---------- THE DATA
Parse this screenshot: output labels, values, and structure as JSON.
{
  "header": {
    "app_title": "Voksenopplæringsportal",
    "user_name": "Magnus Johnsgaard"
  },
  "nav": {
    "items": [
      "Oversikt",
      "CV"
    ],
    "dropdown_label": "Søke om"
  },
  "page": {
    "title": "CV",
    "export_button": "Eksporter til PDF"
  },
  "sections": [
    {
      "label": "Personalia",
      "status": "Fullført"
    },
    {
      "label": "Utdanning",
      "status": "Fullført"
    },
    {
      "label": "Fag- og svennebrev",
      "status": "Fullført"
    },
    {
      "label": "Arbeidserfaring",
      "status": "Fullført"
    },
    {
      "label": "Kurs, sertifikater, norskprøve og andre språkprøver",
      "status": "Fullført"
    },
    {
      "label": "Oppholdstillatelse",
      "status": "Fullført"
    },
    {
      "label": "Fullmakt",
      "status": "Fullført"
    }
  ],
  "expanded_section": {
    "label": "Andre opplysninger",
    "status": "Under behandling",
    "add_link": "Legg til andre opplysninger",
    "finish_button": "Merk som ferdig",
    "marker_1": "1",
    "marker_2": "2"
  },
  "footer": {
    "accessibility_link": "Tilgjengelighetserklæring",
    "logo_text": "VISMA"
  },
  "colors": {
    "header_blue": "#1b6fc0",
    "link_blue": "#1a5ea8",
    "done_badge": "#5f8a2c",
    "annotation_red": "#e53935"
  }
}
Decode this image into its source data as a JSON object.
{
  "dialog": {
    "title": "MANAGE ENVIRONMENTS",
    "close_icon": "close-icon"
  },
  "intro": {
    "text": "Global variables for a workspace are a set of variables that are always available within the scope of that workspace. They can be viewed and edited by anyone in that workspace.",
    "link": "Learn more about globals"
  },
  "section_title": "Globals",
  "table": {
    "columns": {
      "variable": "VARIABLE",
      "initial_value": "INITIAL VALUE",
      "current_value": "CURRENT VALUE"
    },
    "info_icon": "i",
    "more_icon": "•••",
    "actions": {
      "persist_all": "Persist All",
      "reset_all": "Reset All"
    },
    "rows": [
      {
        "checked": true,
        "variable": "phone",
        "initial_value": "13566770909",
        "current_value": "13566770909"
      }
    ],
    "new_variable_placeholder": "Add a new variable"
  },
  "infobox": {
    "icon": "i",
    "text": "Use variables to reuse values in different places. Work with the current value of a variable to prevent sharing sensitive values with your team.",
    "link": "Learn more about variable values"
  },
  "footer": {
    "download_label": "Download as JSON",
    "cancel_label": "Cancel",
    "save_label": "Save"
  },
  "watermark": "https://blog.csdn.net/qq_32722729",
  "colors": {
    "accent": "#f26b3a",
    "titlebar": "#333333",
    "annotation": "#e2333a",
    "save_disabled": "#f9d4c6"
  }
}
--------------------
• **EXERCISE AIM**: Restate the final lines of the listing above word for word, beginning at the line that contains "Decode this image".

• **WRITTEN RESPONSE**:
Decode this image into its source data as a JSON object.
{
  "dialog": {
    "title": "MANAGE ENVIRONMENTS",
    "close_icon": "close-icon"
  },
  "intro": {
    "text": "Global variables for a workspace are a set of variables that are always available within the scope of that workspace. They can be viewed and edited by anyone in that workspace.",
    "link": "Learn more about globals"
  },
  "section_title": "Globals",
  "table": {
    "columns": {
      "variable": "VARIABLE",
      "initial_value": "INITIAL VALUE",
      "current_value": "CURRENT VALUE"
    },
    "info_icon": "i",
    "more_icon": "•••",
    "actions": {
      "persist_all": "Persist All",
      "reset_all": "Reset All"
    },
    "rows": [
      {
        "checked": true,
        "variable": "phone",
        "initial_value": "13566770909",
        "current_value": "13566770909"
      }
    ],
    "new_variable_placeholder": "Add a new variable"
  },
  "infobox": {
    "icon": "i",
    "text": "Use variables to reuse values in different places. Work with the current value of a variable to prevent sharing sensitive values with your team.",
    "link": "Learn more about variable values"
  },
  "footer": {
    "download_label": "Download as JSON",
    "cancel_label": "Cancel",
    "save_label": "Save"
  },
  "watermark": "https://blog.csdn.net/qq_32722729",
  "colors": {
    "accent": "#f26b3a",
    "titlebar": "#333333",
    "annotation": "#e2333a",
    "save_disabled": "#f9d4c6"
  }
}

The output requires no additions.